PROBLEM: Report every line in the listing below that contains the string "second", treating uppercase and lowercase letters as different.

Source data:
****************************************

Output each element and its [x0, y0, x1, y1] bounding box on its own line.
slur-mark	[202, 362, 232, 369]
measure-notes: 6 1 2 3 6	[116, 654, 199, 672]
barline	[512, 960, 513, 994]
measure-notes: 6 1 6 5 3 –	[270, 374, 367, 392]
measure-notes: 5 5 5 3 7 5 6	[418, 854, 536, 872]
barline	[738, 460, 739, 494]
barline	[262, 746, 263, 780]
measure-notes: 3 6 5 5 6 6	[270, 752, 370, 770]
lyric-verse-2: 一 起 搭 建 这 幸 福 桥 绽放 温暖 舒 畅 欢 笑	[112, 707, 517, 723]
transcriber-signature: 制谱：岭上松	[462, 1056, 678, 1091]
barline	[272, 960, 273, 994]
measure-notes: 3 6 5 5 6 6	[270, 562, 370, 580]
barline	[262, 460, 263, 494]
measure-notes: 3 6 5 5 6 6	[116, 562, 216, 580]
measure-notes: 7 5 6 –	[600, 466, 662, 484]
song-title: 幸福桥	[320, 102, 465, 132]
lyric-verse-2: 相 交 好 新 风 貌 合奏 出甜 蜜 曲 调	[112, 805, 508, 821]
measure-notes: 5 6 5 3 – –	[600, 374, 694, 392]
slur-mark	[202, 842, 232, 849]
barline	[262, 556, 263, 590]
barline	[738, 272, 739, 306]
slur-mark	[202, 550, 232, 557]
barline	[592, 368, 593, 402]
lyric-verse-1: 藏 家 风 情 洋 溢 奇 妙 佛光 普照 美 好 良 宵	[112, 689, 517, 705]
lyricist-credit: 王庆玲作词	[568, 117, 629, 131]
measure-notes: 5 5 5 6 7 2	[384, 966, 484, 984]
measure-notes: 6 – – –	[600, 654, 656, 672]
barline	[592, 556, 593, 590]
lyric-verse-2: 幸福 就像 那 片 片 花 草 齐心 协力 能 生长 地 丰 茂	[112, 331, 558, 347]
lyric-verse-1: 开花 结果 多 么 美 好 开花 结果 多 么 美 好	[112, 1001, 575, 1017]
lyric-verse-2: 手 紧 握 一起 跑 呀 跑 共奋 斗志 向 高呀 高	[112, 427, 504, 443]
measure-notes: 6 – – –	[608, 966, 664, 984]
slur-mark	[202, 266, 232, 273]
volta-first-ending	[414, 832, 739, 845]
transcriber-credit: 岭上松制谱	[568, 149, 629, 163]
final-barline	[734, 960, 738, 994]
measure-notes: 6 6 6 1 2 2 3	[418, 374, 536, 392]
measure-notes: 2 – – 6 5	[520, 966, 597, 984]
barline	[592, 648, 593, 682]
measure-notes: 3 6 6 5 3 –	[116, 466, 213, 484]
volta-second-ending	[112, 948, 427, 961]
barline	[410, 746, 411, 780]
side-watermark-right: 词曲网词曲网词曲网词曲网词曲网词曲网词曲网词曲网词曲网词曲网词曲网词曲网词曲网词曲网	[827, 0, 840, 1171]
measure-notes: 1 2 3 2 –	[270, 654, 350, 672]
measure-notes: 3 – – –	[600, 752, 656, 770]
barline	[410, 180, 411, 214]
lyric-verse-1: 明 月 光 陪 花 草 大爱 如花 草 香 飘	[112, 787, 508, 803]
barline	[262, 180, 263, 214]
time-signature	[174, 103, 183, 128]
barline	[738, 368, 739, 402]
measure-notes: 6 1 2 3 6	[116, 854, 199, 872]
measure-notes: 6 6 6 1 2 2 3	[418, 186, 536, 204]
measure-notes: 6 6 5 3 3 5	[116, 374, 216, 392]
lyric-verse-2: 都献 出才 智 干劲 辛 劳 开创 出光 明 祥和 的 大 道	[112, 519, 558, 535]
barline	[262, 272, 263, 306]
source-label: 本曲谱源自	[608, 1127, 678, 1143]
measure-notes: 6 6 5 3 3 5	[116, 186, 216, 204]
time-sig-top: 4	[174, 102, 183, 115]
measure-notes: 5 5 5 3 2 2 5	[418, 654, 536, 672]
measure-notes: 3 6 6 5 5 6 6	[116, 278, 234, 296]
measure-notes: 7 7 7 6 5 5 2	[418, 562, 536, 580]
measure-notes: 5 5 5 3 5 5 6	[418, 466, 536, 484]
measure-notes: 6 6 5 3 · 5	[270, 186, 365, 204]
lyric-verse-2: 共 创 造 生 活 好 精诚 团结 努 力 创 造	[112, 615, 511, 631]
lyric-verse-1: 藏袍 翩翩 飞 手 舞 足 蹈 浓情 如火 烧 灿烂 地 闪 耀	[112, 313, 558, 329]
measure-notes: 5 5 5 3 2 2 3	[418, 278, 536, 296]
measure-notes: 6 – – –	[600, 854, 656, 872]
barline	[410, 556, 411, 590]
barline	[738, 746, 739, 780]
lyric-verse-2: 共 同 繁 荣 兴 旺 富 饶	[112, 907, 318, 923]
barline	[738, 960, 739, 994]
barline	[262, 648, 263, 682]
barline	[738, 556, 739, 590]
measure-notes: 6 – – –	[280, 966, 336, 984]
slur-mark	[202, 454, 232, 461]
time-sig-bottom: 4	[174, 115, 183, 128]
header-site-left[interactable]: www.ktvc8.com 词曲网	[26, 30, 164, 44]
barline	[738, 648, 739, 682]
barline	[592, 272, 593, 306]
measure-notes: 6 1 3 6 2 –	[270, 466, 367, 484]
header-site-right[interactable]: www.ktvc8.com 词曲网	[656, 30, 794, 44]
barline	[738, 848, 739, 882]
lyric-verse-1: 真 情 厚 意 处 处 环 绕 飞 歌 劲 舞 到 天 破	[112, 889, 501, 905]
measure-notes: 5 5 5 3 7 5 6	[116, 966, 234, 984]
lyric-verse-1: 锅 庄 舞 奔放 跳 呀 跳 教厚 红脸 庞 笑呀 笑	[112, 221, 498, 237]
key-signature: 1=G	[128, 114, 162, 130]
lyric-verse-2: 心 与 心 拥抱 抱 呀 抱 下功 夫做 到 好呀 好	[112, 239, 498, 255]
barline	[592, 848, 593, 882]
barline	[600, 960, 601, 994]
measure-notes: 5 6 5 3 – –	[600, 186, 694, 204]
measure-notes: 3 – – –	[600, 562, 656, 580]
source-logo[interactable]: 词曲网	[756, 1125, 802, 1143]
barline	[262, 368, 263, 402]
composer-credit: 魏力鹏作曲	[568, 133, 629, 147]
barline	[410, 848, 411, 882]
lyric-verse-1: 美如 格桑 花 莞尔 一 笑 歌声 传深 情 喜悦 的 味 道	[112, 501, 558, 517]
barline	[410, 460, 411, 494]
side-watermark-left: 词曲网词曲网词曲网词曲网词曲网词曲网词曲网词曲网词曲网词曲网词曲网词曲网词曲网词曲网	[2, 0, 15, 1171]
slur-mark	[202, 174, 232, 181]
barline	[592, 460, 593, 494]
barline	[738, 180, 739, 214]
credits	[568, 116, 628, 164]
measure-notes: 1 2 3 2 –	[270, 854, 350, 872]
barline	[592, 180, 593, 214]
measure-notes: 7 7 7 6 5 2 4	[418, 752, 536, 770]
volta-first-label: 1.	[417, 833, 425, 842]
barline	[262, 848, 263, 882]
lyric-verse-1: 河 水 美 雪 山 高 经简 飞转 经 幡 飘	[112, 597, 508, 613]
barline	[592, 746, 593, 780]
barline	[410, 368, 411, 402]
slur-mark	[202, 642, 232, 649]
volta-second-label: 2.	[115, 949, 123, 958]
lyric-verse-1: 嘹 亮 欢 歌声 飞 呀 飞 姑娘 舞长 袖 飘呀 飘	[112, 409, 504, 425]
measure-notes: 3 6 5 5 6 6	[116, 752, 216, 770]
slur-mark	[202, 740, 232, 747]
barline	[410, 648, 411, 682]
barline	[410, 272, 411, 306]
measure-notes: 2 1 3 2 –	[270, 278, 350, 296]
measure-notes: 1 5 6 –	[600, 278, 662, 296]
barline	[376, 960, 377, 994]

****************************************

THE SOLUTION:
volta-second-ending	[112, 948, 427, 961]
volta-second-label: 2.	[115, 949, 123, 958]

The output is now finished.